▶ _Your goal_
Read the lines that follow and pick out every one containing the word "Default".

(Extracted records)
━━━━━━━━
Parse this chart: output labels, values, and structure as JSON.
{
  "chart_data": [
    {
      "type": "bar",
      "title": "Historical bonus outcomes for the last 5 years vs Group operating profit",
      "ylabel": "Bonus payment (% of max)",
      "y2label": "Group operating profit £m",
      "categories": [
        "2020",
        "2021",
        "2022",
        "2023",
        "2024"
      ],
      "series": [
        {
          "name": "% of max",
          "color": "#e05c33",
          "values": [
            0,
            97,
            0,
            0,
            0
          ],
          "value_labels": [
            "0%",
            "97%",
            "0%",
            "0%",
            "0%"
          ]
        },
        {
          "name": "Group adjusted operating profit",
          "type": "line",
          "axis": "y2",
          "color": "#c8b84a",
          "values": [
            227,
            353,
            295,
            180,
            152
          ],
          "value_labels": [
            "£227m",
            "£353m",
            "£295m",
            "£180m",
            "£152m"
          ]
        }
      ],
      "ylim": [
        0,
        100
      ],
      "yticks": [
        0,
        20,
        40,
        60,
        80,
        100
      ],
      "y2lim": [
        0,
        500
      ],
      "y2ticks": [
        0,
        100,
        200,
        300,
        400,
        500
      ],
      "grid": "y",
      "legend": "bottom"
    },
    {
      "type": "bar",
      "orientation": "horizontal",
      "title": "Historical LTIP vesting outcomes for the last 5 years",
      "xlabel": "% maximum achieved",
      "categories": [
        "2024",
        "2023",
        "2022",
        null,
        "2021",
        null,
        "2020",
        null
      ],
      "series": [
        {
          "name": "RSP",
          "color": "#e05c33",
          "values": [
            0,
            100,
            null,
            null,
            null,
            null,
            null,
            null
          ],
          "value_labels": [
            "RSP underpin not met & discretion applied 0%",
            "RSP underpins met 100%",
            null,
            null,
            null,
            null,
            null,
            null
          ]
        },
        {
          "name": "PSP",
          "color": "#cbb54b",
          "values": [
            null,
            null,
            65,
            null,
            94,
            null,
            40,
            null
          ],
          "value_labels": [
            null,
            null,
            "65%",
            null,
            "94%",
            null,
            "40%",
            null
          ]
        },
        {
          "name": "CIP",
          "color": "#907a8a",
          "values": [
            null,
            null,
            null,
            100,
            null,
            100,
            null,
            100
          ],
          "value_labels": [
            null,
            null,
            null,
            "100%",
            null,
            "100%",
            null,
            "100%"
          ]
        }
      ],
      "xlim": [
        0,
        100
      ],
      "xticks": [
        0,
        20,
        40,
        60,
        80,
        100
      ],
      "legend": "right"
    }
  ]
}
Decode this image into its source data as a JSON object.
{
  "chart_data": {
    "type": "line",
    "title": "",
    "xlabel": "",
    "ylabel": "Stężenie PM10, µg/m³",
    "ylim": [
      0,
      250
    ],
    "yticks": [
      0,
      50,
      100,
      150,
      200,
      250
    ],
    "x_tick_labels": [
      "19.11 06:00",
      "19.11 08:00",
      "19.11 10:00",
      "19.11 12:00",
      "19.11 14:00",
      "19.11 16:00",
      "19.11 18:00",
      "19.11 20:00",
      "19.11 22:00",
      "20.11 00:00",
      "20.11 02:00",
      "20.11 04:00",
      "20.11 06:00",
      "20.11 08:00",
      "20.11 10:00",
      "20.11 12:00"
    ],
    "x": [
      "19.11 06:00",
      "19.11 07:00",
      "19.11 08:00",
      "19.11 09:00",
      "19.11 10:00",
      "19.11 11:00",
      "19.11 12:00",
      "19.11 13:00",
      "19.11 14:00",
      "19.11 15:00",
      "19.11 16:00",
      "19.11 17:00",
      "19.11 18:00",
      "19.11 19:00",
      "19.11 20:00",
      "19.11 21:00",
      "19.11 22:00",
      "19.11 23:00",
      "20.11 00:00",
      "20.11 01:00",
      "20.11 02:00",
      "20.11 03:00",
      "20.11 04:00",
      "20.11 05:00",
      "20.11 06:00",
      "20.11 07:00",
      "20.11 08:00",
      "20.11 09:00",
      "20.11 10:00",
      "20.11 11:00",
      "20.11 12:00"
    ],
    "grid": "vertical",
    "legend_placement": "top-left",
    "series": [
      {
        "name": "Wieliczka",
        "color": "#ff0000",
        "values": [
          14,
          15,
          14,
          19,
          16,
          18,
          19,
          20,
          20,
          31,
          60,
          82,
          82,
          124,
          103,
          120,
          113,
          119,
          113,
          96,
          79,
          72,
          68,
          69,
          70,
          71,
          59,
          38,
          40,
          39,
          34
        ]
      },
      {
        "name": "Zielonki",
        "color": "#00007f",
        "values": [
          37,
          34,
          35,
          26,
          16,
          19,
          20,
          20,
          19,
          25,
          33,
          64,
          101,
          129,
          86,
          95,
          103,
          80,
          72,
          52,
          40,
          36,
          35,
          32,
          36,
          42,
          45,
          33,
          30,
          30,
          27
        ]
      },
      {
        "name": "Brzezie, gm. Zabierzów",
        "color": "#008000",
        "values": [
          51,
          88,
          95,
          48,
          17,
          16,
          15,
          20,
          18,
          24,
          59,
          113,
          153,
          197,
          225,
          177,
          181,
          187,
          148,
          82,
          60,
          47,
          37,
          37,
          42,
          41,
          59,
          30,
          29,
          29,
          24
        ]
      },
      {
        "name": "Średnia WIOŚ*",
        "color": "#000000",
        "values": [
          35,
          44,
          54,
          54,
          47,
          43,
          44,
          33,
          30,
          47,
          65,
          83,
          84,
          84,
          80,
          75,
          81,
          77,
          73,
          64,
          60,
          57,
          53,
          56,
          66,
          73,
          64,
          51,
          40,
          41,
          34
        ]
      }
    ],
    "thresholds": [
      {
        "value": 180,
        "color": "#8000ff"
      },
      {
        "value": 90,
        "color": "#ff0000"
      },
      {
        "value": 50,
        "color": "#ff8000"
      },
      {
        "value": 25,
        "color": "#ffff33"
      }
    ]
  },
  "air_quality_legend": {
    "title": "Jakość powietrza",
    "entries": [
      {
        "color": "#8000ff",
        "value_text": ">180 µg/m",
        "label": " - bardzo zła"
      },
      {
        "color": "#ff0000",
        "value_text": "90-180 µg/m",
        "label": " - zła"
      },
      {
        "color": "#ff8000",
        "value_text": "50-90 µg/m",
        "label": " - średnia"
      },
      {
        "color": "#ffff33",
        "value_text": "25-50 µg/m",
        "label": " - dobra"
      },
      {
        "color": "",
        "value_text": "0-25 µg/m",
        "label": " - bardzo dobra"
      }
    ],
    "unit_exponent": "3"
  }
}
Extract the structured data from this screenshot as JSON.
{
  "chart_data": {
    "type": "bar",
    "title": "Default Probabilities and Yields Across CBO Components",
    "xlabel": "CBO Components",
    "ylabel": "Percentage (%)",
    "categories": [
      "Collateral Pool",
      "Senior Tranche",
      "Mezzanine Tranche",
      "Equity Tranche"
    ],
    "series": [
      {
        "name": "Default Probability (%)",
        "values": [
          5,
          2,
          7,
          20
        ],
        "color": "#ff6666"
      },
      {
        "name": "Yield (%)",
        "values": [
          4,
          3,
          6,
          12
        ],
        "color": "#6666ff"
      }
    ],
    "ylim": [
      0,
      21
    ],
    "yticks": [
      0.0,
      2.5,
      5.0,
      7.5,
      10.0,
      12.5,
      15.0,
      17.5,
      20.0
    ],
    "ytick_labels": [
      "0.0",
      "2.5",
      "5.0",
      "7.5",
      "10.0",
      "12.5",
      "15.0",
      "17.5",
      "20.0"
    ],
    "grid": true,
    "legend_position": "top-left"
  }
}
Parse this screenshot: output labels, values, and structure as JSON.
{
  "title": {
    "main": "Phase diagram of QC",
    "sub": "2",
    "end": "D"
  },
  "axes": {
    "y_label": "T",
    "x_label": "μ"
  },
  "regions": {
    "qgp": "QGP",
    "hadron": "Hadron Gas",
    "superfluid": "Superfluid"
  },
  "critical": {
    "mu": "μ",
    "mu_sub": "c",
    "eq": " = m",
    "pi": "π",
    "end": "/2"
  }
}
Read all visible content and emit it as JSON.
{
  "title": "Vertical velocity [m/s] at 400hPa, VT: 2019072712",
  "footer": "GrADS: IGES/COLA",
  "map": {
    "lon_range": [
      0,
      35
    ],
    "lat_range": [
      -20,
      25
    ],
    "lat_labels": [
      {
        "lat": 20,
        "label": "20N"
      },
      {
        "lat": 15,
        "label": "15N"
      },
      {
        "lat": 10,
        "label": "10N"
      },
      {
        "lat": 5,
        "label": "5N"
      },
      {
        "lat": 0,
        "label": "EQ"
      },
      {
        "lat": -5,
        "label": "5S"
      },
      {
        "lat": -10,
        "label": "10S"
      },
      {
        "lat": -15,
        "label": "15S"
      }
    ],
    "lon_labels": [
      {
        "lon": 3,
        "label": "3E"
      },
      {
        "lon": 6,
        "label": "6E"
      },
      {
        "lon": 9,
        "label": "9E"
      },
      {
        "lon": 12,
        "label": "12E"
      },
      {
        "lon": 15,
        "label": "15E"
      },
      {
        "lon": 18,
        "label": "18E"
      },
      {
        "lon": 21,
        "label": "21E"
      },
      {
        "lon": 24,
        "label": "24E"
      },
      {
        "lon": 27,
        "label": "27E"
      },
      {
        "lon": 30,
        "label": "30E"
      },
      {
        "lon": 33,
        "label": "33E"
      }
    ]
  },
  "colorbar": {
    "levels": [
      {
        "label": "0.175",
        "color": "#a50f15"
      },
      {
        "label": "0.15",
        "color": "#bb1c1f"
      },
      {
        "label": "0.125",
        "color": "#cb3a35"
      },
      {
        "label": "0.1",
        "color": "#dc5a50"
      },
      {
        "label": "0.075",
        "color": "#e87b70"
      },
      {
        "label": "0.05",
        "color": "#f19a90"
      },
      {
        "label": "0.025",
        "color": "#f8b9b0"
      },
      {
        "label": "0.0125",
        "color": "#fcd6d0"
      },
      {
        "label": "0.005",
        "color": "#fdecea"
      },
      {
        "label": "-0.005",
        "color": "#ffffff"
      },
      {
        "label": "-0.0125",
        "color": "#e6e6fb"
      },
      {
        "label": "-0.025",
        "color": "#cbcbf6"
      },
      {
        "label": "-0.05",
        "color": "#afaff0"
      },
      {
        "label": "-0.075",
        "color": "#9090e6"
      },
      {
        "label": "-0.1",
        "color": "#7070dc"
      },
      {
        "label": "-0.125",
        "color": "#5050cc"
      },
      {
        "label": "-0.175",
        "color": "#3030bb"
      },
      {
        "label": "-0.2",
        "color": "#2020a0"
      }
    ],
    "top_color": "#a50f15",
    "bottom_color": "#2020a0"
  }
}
━━━━━━━━
▶ _Result of this exercise_
    "title": "Default Probabilities and Yields Across CBO Components",
        "name": "Default Probability (%)",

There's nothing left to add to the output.